◆ **Description of the task**:
Every record below is to be retyped exactly.

◆ **Data supplied**:
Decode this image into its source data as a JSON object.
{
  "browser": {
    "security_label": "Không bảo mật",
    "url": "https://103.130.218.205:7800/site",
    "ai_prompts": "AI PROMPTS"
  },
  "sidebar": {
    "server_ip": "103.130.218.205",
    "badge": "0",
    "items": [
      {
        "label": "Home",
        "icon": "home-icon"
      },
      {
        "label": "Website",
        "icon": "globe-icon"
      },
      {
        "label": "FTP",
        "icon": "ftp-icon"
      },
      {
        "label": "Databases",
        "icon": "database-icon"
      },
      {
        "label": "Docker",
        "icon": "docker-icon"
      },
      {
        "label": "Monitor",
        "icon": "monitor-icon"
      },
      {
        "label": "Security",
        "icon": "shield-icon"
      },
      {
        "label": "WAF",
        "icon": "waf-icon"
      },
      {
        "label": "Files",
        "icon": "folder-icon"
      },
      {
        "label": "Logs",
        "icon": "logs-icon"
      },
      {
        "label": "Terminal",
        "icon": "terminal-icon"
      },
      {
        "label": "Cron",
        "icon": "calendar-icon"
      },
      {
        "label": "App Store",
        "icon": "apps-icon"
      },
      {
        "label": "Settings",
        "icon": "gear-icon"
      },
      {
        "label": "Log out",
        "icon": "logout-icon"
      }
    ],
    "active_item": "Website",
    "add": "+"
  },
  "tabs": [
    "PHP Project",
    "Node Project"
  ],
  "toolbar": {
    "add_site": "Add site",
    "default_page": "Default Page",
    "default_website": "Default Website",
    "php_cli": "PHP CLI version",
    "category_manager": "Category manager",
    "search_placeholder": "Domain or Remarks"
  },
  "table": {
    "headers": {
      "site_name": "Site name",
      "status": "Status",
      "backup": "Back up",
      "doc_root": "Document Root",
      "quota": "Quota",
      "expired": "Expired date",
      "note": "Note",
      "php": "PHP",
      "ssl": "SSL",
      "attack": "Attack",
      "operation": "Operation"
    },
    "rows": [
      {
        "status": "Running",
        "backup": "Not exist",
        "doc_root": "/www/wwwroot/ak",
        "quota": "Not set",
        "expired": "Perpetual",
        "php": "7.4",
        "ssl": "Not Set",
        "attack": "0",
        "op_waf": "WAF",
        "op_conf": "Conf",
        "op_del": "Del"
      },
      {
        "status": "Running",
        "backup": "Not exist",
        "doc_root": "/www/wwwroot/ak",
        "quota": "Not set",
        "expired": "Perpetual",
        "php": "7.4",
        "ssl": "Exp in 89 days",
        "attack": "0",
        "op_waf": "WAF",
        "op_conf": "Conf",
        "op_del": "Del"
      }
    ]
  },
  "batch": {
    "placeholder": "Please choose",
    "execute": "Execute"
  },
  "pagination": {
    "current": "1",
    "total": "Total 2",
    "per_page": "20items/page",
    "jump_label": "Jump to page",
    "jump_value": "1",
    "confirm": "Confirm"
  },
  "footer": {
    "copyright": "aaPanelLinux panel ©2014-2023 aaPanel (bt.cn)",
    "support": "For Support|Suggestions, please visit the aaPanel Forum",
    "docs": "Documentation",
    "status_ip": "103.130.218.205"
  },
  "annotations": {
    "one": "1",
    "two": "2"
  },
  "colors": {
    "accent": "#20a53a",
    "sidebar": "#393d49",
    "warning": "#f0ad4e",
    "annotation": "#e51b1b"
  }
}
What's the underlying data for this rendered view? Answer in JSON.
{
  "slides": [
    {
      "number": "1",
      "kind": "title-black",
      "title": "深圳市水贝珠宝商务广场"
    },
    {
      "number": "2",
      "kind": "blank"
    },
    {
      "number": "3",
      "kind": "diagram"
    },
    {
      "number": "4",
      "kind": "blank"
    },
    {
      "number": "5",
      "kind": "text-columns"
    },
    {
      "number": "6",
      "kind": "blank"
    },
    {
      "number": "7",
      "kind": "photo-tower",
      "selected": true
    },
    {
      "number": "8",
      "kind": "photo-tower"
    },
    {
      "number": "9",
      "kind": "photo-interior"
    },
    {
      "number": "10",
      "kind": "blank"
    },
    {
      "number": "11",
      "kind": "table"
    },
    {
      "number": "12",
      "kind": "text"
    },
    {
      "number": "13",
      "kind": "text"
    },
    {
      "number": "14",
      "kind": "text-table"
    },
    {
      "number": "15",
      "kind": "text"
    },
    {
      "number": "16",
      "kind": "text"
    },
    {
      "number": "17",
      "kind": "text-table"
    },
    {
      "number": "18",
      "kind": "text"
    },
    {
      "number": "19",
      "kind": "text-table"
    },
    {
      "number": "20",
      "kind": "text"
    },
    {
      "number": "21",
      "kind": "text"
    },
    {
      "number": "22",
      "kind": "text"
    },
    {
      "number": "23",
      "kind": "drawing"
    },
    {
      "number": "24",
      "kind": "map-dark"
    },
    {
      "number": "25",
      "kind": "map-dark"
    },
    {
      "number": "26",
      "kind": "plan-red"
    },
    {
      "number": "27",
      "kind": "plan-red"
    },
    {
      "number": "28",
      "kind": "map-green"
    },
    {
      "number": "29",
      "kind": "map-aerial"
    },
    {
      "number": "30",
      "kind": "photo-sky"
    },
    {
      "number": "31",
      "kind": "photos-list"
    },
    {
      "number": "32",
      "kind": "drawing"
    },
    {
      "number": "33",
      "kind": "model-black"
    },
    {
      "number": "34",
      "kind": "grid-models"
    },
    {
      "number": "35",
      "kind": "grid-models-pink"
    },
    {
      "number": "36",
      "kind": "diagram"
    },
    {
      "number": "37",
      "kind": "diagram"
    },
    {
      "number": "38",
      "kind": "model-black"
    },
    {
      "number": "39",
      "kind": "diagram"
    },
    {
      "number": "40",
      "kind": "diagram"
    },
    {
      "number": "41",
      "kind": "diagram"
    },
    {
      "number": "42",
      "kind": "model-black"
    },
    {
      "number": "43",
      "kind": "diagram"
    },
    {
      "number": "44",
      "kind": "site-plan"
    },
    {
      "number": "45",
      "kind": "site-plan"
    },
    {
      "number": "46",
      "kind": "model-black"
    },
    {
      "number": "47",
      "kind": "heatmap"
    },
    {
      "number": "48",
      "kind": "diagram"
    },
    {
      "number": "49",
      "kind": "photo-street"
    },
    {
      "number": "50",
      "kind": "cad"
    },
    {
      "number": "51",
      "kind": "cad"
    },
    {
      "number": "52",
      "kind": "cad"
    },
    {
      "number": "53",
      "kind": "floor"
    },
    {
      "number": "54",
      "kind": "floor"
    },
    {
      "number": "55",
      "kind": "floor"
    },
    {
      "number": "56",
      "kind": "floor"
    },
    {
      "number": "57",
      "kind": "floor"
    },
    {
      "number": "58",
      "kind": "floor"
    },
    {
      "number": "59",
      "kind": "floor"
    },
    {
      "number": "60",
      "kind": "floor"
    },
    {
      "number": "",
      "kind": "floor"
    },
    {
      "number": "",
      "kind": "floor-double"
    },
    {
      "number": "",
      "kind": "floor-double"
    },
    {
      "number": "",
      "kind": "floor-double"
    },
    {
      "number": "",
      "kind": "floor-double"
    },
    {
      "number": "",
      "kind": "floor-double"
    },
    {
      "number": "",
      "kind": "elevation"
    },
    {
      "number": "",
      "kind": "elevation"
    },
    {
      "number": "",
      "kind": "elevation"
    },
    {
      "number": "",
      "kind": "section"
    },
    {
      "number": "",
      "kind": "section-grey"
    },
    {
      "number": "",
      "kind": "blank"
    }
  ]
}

◆ **Worked solution**:
Decode this image into its source data as a JSON object.
{
  "browser": {
    "security_label": "Không bảo mật",
    "url": "https://103.130.218.205:7800/site",
    "ai_prompts": "AI PROMPTS"
  },
  "sidebar": {
    "server_ip": "103.130.218.205",
    "badge": "0",
    "items": [
      {
        "label": "Home",
        "icon": "home-icon"
      },
      {
        "label": "Website",
        "icon": "globe-icon"
      },
      {
        "label": "FTP",
        "icon": "ftp-icon"
      },
      {
        "label": "Databases",
        "icon": "database-icon"
      },
      {
        "label": "Docker",
        "icon": "docker-icon"
      },
      {
        "label": "Monitor",
        "icon": "monitor-icon"
      },
      {
        "label": "Security",
        "icon": "shield-icon"
      },
      {
        "label": "WAF",
        "icon": "waf-icon"
      },
      {
        "label": "Files",
        "icon": "folder-icon"
      },
      {
        "label": "Logs",
        "icon": "logs-icon"
      },
      {
        "label": "Terminal",
        "icon": "terminal-icon"
      },
      {
        "label": "Cron",
        "icon": "calendar-icon"
      },
      {
        "label": "App Store",
        "icon": "apps-icon"
      },
      {
        "label": "Settings",
        "icon": "gear-icon"
      },
      {
        "label": "Log out",
        "icon": "logout-icon"
      }
    ],
    "active_item": "Website",
    "add": "+"
  },
  "tabs": [
    "PHP Project",
    "Node Project"
  ],
  "toolbar": {
    "add_site": "Add site",
    "default_page": "Default Page",
    "default_website": "Default Website",
    "php_cli": "PHP CLI version",
    "category_manager": "Category manager",
    "search_placeholder": "Domain or Remarks"
  },
  "table": {
    "headers": {
      "site_name": "Site name",
      "status": "Status",
      "backup": "Back up",
      "doc_root": "Document Root",
      "quota": "Quota",
      "expired": "Expired date",
      "note": "Note",
      "php": "PHP",
      "ssl": "SSL",
      "attack": "Attack",
      "operation": "Operation"
    },
    "rows": [
      {
        "status": "Running",
        "backup": "Not exist",
        "doc_root": "/www/wwwroot/ak",
        "quota": "Not set",
        "expired": "Perpetual",
        "php": "7.4",
        "ssl": "Not Set",
        "attack": "0",
        "op_waf": "WAF",
        "op_conf": "Conf",
        "op_del": "Del"
      },
      {
        "status": "Running",
        "backup": "Not exist",
        "doc_root": "/www/wwwroot/ak",
        "quota": "Not set",
        "expired": "Perpetual",
        "php": "7.4",
        "ssl": "Exp in 89 days",
        "attack": "0",
        "op_waf": "WAF",
        "op_conf": "Conf",
        "op_del": "Del"
      }
    ]
  },
  "batch": {
    "placeholder": "Please choose",
    "execute": "Execute"
  },
  "pagination": {
    "current": "1",
    "total": "Total 2",
    "per_page": "20items/page",
    "jump_label": "Jump to page",
    "jump_value": "1",
    "confirm": "Confirm"
  },
  "footer": {
    "copyright": "aaPanelLinux panel ©2014-2023 aaPanel (bt.cn)",
    "support": "For Support|Suggestions, please visit the aaPanel Forum",
    "docs": "Documentation",
    "status_ip": "103.130.218.205"
  },
  "annotations": {
    "one": "1",
    "two": "2"
  },
  "colors": {
    "accent": "#20a53a",
    "sidebar": "#393d49",
    "warning": "#f0ad4e",
    "annotation": "#e51b1b"
  }
}
What's the underlying data for this rendered view? Answer in JSON.
{
  "slides": [
    {
      "number": "1",
      "kind": "title-black",
      "title": "深圳市水贝珠宝商务广场"
    },
    {
      "number": "2",
      "kind": "blank"
    },
    {
      "number": "3",
      "kind": "diagram"
    },
    {
      "number": "4",
      "kind": "blank"
    },
    {
      "number": "5",
      "kind": "text-columns"
    },
    {
      "number": "6",
      "kind": "blank"
    },
    {
      "number": "7",
      "kind": "photo-tower",
      "selected": true
    },
    {
      "number": "8",
      "kind": "photo-tower"
    },
    {
      "number": "9",
      "kind": "photo-interior"
    },
    {
      "number": "10",
      "kind": "blank"
    },
    {
      "number": "11",
      "kind": "table"
    },
    {
      "number": "12",
      "kind": "text"
    },
    {
      "number": "13",
      "kind": "text"
    },
    {
      "number": "14",
      "kind": "text-table"
    },
    {
      "number": "15",
      "kind": "text"
    },
    {
      "number": "16",
      "kind": "text"
    },
    {
      "number": "17",
      "kind": "text-table"
    },
    {
      "number": "18",
      "kind": "text"
    },
    {
      "number": "19",
      "kind": "text-table"
    },
    {
      "number": "20",
      "kind": "text"
    },
    {
      "number": "21",
      "kind": "text"
    },
    {
      "number": "22",
      "kind": "text"
    },
    {
      "number": "23",
      "kind": "drawing"
    },
    {
      "number": "24",
      "kind": "map-dark"
    },
    {
      "number": "25",
      "kind": "map-dark"
    },
    {
      "number": "26",
      "kind": "plan-red"
    },
    {
      "number": "27",
      "kind": "plan-red"
    },
    {
      "number": "28",
      "kind": "map-green"
    },
    {
      "number": "29",
      "kind": "map-aerial"
    },
    {
      "number": "30",
      "kind": "photo-sky"
    },
    {
      "number": "31",
      "kind": "photos-list"
    },
    {
      "number": "32",
      "kind": "drawing"
    },
    {
      "number": "33",
      "kind": "model-black"
    },
    {
      "number": "34",
      "kind": "grid-models"
    },
    {
      "number": "35",
      "kind": "grid-models-pink"
    },
    {
      "number": "36",
      "kind": "diagram"
    },
    {
      "number": "37",
      "kind": "diagram"
    },
    {
      "number": "38",
      "kind": "model-black"
    },
    {
      "number": "39",
      "kind": "diagram"
    },
    {
      "number": "40",
      "kind": "diagram"
    },
    {
      "number": "41",
      "kind": "diagram"
    },
    {
      "number": "42",
      "kind": "model-black"
    },
    {
      "number": "43",
      "kind": "diagram"
    },
    {
      "number": "44",
      "kind": "site-plan"
    },
    {
      "number": "45",
      "kind": "site-plan"
    },
    {
      "number": "46",
      "kind": "model-black"
    },
    {
      "number": "47",
      "kind": "heatmap"
    },
    {
      "number": "48",
      "kind": "diagram"
    },
    {
      "number": "49",
      "kind": "photo-street"
    },
    {
      "number": "50",
      "kind": "cad"
    },
    {
      "number": "51",
      "kind": "cad"
    },
    {
      "number": "52",
      "kind": "cad"
    },
    {
      "number": "53",
      "kind": "floor"
    },
    {
      "number": "54",
      "kind": "floor"
    },
    {
      "number": "55",
      "kind": "floor"
    },
    {
      "number": "56",
      "kind": "floor"
    },
    {
      "number": "57",
      "kind": "floor"
    },
    {
      "number": "58",
      "kind": "floor"
    },
    {
      "number": "59",
      "kind": "floor"
    },
    {
      "number": "60",
      "kind": "floor"
    },
    {
      "number": "",
      "kind": "floor"
    },
    {
      "number": "",
      "kind": "floor-double"
    },
    {
      "number": "",
      "kind": "floor-double"
    },
    {
      "number": "",
      "kind": "floor-double"
    },
    {
      "number": "",
      "kind": "floor-double"
    },
    {
      "number": "",
      "kind": "floor-double"
    },
    {
      "number": "",
      "kind": "elevation"
    },
    {
      "number": "",
      "kind": "elevation"
    },
    {
      "number": "",
      "kind": "elevation"
    },
    {
      "number": "",
      "kind": "section"
    },
    {
      "number": "",
      "kind": "section-grey"
    },
    {
      "number": "",
      "kind": "blank"
    }
  ]
}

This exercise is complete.